| Task objective |
Only a number is wanted: the count of lines in this listing that contain "Forecast".

| Rows |
****************************************

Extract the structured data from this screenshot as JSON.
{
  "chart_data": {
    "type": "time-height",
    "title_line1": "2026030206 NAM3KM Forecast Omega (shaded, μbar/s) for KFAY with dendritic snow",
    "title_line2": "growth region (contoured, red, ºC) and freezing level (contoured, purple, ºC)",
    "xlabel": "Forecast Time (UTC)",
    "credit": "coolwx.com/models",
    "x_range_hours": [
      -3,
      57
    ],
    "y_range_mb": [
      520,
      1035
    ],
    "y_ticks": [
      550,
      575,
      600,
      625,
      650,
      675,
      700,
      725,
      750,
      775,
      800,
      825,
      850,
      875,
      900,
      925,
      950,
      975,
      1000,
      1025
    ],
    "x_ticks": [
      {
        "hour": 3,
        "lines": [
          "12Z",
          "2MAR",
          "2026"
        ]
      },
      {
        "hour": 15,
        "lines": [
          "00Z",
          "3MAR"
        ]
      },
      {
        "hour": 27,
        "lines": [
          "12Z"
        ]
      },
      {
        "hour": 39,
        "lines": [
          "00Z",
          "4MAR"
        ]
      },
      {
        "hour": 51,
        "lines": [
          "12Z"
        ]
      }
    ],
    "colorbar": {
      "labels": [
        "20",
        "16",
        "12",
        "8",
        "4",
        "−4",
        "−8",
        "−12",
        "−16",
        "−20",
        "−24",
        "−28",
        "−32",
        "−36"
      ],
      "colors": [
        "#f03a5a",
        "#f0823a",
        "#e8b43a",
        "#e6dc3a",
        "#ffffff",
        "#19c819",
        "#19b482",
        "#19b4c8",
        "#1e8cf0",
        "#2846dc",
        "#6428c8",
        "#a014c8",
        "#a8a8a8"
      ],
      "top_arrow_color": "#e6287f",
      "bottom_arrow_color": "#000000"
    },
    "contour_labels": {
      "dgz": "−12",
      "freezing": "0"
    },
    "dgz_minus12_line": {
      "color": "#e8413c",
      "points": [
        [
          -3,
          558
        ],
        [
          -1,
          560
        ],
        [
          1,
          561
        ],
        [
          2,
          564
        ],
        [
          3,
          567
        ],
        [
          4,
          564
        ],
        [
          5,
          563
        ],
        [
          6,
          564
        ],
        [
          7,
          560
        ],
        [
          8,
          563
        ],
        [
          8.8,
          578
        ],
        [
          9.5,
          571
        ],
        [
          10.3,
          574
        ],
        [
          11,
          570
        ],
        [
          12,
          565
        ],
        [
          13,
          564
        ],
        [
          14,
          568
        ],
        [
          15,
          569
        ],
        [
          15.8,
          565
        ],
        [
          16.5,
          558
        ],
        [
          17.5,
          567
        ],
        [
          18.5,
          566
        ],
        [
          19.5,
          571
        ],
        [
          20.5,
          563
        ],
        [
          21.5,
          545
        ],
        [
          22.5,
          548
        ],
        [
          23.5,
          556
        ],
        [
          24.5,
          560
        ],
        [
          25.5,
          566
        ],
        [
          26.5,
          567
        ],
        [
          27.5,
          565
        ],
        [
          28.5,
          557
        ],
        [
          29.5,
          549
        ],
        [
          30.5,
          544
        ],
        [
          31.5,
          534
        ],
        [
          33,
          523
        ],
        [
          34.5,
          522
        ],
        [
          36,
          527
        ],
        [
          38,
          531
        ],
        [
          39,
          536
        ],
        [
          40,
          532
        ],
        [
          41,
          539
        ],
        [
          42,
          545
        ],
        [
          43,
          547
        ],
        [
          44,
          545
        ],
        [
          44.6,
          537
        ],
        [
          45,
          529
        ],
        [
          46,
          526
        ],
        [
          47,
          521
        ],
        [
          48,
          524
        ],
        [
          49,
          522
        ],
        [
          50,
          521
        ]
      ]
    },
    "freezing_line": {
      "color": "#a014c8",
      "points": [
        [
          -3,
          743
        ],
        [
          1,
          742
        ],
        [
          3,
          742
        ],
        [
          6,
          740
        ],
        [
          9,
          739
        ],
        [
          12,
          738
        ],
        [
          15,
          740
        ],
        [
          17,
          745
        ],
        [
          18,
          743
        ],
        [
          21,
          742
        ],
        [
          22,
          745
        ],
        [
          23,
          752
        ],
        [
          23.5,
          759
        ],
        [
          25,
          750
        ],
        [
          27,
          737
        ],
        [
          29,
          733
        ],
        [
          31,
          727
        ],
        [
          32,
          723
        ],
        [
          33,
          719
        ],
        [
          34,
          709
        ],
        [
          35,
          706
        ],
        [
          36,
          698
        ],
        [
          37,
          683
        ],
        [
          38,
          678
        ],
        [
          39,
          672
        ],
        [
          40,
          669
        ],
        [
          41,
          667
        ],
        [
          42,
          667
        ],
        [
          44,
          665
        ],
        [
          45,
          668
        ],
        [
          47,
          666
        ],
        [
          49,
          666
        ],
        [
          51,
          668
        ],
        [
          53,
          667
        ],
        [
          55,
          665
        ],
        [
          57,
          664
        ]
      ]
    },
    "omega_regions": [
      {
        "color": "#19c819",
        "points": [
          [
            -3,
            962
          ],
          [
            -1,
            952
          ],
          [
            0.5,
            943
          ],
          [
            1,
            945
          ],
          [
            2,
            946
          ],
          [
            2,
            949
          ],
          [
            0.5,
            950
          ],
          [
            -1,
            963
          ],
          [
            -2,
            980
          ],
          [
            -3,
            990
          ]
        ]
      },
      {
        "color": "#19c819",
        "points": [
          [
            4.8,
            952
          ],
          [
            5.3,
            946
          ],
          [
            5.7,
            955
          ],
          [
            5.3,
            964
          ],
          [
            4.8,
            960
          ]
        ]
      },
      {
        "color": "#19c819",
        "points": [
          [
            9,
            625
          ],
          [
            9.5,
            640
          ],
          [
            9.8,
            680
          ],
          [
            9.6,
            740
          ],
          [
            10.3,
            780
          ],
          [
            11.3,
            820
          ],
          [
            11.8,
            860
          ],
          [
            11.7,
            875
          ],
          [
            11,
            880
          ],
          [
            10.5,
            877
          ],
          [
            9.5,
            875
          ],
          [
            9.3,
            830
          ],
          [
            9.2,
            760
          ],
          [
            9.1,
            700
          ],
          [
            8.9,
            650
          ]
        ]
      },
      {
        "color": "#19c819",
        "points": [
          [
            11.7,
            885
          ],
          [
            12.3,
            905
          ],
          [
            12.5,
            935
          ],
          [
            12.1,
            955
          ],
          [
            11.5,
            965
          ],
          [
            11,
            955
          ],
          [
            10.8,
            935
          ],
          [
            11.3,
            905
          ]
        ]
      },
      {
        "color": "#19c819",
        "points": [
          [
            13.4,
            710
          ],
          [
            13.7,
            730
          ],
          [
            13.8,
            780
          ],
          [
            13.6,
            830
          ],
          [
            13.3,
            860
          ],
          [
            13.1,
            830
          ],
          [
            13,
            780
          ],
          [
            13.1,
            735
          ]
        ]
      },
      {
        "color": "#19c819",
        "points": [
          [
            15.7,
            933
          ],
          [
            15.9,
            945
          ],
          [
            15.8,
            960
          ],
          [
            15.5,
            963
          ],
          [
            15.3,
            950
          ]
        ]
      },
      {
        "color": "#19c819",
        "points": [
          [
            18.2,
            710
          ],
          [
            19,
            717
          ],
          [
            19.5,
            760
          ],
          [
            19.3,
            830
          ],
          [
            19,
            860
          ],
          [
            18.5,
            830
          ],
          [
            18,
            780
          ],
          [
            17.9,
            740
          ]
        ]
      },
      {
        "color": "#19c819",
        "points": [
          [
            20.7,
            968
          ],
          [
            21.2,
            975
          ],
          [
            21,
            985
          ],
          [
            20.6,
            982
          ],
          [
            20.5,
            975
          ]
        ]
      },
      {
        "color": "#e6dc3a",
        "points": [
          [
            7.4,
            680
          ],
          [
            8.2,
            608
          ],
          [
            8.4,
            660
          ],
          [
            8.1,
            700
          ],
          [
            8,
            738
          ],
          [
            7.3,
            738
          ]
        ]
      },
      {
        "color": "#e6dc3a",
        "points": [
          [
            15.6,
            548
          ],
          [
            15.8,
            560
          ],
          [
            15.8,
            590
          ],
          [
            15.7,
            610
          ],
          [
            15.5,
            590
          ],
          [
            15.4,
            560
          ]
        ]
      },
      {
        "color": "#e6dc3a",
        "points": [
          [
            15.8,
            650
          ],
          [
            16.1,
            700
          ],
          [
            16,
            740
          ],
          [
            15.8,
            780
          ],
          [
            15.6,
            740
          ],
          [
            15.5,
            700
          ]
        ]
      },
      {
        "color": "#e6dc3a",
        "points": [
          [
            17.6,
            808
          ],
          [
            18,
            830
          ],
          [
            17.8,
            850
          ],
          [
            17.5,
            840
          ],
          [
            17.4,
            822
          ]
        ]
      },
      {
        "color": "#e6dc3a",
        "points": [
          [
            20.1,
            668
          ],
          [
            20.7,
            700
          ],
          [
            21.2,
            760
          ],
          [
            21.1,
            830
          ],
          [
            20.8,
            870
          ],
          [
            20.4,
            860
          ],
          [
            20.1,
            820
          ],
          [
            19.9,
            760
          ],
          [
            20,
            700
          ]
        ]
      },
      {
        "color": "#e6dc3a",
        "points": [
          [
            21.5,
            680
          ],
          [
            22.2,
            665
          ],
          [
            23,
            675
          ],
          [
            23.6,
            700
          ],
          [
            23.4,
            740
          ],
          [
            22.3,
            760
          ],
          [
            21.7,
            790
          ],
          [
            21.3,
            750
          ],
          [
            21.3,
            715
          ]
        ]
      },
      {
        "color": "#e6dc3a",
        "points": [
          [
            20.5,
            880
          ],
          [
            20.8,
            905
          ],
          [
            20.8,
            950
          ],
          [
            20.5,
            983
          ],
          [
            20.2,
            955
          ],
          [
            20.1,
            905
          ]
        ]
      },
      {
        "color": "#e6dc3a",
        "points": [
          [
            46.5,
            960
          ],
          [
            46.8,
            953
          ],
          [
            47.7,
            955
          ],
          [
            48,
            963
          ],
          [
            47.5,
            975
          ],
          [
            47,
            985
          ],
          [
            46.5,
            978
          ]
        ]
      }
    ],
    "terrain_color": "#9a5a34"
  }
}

****************************************

| Expected answer |
2